■ **Request**:
Say how many lines of the material below contain the word "name", with no other words.
━━ Exercise data ━━
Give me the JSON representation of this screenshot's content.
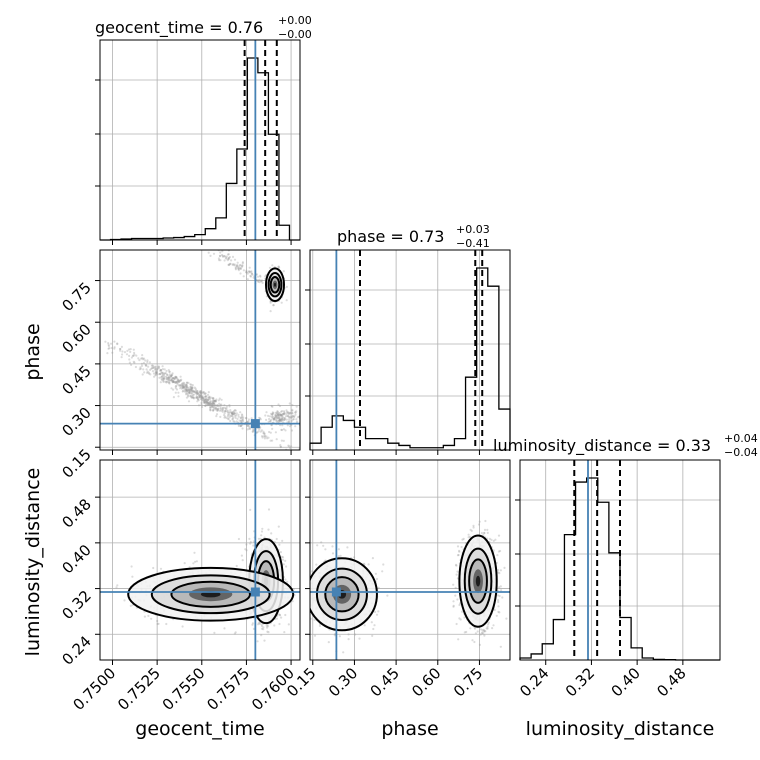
{
  "chart_data": {
    "type": "corner",
    "colors": {
      "truth": "#4682b4",
      "histogram": "#000000",
      "samples": "#9a9a9a",
      "grid": "#b0b0b0"
    },
    "parameters": [
      {
        "name": "geocent_time",
        "title_label": "geocent_time = 0.76",
        "median": 0.76,
        "upper_err": "+0.00",
        "lower_err": "−0.00",
        "range": [
          0.7493,
          0.7605
        ],
        "ticks": [
          0.75,
          0.7525,
          0.755,
          0.7575,
          0.76
        ],
        "tick_labels": [
          "0.7500",
          "0.7525",
          "0.7550",
          "0.7575",
          "0.7600"
        ],
        "truth": 0.758,
        "quantiles": [
          0.7574,
          0.75855,
          0.7592
        ],
        "hist_counts": [
          0,
          1,
          2,
          3,
          3,
          3,
          4,
          5,
          7,
          11,
          23,
          45,
          115,
          185,
          370,
          340,
          215,
          30,
          0
        ]
      },
      {
        "name": "phase",
        "title_label": "phase = 0.73",
        "median": 0.73,
        "upper_err": "+0.03",
        "lower_err": "−0.41",
        "range": [
          0.14,
          0.86
        ],
        "ticks": [
          0.15,
          0.3,
          0.45,
          0.6,
          0.75
        ],
        "tick_labels": [
          "0.15",
          "0.30",
          "0.45",
          "0.60",
          "0.75"
        ],
        "truth": 0.235,
        "quantiles": [
          0.32,
          0.735,
          0.76
        ],
        "hist_counts": [
          3,
          10,
          15,
          13,
          10,
          5,
          5,
          3,
          2,
          1,
          1,
          1,
          2,
          5,
          32,
          80,
          72,
          18
        ]
      },
      {
        "name": "luminosity_distance",
        "title_label": "luminosity_distance = 0.33",
        "median": 0.33,
        "upper_err": "+0.04",
        "lower_err": "−0.04",
        "range": [
          0.195,
          0.545
        ],
        "ticks": [
          0.24,
          0.32,
          0.4,
          0.48
        ],
        "tick_labels": [
          "0.24",
          "0.32",
          "0.40",
          "0.48"
        ],
        "truth": 0.314,
        "quantiles": [
          0.29,
          0.33,
          0.37
        ],
        "hist_counts": [
          0.1,
          0.3,
          0.8,
          2,
          6.2,
          8.8,
          9,
          7.8,
          5.3,
          2.1,
          0.6,
          0.1,
          0.03,
          0.02,
          0,
          0,
          0,
          0
        ]
      }
    ],
    "pairs": [
      {
        "x": "geocent_time",
        "y": "phase",
        "clusters": [
          {
            "cx": 0.7591,
            "cy": 0.735,
            "sx": 0.00024,
            "sy": 0.028,
            "n": 300
          },
          {
            "cx": 0.757,
            "cy": 0.8,
            "sx": 0.0011,
            "sy": 0.012,
            "n": 120,
            "slope": -40
          },
          {
            "cx": 0.7547,
            "cy": 0.34,
            "sx": 0.0022,
            "sy": 0.014,
            "n": 700,
            "slope": -37
          },
          {
            "cx": 0.7595,
            "cy": 0.255,
            "sx": 0.0005,
            "sy": 0.018,
            "n": 180
          }
        ]
      },
      {
        "x": "geocent_time",
        "y": "luminosity_distance",
        "clusters": [
          {
            "cx": 0.7586,
            "cy": 0.333,
            "sx": 0.00045,
            "sy": 0.035,
            "n": 1100
          },
          {
            "cx": 0.7555,
            "cy": 0.31,
            "sx": 0.0022,
            "sy": 0.022,
            "n": 500
          }
        ]
      },
      {
        "x": "phase",
        "y": "luminosity_distance",
        "clusters": [
          {
            "cx": 0.745,
            "cy": 0.333,
            "sx": 0.032,
            "sy": 0.038,
            "n": 1100
          },
          {
            "cx": 0.255,
            "cy": 0.31,
            "sx": 0.06,
            "sy": 0.03,
            "n": 650
          }
        ]
      }
    ],
    "grid": true
  }
}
━━━
■ **Expected answer**:
3